═════ Exercise material ═════
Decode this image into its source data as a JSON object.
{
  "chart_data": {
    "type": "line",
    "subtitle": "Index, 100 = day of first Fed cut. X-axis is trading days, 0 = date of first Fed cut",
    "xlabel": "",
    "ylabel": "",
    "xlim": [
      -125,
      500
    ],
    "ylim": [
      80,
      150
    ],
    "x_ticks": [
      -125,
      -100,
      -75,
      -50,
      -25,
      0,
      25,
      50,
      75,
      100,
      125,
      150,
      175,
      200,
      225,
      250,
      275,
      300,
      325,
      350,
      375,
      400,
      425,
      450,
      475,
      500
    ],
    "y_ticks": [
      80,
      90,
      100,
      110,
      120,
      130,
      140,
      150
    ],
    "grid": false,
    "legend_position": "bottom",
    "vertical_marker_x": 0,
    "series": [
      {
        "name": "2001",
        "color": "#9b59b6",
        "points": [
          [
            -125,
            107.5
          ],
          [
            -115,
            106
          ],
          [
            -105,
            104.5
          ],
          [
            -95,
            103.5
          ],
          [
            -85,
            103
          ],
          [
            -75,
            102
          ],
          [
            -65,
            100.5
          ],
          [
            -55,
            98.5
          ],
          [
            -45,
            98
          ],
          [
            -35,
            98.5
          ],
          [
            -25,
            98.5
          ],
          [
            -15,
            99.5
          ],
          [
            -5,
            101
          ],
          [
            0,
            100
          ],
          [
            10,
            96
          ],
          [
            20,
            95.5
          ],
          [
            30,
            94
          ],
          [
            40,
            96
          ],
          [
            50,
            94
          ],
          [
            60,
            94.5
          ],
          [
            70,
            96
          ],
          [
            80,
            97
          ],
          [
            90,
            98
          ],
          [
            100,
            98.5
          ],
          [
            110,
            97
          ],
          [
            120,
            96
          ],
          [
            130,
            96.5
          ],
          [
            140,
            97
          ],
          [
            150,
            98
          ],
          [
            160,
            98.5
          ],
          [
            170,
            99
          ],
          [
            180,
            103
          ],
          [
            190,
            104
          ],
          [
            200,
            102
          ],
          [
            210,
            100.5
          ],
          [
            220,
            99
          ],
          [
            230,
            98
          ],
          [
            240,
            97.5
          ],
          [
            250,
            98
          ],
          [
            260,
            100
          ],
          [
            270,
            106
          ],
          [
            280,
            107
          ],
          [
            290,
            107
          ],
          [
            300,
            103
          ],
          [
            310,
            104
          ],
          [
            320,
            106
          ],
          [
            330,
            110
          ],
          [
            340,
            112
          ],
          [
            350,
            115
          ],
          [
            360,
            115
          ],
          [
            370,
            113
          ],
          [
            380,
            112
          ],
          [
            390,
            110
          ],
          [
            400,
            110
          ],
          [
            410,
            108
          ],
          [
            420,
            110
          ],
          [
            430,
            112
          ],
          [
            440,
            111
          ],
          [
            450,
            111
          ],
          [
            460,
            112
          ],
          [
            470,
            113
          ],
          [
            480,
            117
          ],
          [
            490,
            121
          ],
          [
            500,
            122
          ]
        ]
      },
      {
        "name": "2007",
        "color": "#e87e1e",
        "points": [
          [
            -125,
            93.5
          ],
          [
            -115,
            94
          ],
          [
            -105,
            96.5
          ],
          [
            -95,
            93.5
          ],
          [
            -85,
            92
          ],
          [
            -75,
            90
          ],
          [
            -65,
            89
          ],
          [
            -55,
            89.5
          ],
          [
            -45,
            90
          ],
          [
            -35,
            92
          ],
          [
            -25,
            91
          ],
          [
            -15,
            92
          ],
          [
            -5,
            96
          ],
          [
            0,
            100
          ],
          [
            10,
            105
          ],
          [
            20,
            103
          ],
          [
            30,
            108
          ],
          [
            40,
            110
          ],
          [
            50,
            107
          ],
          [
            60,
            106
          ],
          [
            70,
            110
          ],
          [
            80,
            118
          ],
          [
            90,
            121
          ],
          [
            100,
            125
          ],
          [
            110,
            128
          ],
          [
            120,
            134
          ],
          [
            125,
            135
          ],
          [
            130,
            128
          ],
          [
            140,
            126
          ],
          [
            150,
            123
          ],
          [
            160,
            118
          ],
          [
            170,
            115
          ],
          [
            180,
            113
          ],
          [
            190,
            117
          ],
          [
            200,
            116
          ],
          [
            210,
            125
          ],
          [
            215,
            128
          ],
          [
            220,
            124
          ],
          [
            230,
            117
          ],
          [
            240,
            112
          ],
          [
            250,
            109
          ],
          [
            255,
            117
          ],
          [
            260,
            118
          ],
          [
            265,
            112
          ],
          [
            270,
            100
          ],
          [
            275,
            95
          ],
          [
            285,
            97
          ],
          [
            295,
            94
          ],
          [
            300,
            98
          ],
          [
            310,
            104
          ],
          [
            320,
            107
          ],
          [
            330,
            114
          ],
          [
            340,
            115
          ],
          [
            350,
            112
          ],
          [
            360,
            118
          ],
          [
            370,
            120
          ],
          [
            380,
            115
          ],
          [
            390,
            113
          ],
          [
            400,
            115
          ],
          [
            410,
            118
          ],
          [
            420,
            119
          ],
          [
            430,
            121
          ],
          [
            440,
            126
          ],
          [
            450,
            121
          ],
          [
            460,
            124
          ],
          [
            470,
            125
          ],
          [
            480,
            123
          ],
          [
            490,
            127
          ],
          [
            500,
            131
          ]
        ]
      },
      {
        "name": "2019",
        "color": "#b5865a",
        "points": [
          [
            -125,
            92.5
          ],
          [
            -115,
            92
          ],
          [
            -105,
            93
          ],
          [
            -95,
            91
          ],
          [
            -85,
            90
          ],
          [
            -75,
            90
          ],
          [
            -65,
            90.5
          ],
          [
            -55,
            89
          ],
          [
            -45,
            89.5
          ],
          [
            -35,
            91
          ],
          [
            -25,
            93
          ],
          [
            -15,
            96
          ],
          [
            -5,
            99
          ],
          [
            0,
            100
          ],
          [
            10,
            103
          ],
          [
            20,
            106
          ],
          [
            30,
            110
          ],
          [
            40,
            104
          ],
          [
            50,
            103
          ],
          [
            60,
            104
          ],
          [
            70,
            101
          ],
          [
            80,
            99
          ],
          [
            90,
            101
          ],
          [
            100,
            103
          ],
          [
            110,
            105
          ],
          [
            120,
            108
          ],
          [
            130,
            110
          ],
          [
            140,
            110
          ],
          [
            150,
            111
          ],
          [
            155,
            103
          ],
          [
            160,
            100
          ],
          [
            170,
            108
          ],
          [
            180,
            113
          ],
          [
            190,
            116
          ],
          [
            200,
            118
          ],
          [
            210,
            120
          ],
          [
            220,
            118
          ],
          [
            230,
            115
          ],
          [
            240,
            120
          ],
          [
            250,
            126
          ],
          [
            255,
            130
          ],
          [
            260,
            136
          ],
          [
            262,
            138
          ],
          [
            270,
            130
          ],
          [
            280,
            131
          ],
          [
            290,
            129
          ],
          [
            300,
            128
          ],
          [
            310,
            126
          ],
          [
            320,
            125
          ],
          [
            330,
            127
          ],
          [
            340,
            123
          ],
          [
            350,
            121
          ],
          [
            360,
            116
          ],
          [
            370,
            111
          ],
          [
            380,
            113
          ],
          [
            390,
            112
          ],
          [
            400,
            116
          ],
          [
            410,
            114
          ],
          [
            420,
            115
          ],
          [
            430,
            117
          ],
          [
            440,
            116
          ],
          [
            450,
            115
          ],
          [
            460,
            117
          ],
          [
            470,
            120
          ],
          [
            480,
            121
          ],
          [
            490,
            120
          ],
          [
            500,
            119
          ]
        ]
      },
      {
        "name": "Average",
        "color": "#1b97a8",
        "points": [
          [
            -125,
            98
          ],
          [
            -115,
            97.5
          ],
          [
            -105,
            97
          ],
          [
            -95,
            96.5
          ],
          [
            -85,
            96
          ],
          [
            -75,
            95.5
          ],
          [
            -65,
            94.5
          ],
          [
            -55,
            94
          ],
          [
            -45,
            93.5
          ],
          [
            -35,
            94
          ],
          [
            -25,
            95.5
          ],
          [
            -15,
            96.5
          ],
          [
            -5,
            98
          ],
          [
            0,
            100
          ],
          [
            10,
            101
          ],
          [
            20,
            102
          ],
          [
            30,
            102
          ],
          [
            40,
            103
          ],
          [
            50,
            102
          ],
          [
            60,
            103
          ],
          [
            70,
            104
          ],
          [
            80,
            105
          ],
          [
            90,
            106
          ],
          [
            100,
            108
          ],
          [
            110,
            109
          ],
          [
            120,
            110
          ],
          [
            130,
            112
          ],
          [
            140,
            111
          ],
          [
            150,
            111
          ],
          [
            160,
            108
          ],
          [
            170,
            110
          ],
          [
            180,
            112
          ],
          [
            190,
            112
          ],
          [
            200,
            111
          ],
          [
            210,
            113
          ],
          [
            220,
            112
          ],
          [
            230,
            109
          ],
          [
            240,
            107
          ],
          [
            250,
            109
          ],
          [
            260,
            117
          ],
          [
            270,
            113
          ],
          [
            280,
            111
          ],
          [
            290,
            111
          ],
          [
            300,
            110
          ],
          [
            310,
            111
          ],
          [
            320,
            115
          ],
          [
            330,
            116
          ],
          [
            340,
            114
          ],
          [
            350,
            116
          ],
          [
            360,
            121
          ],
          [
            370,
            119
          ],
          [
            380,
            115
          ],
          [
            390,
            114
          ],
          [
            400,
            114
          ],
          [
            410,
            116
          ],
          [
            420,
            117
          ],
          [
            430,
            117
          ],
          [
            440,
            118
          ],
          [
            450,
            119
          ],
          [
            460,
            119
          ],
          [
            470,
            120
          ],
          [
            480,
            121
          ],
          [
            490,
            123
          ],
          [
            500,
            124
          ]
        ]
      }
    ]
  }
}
═════
Stated goal →
Using the records above, select and copy every line that has the word "name".

Written response →
        "name": "2001",
        "name": "2007",
        "name": "2019",
        "name": "Average",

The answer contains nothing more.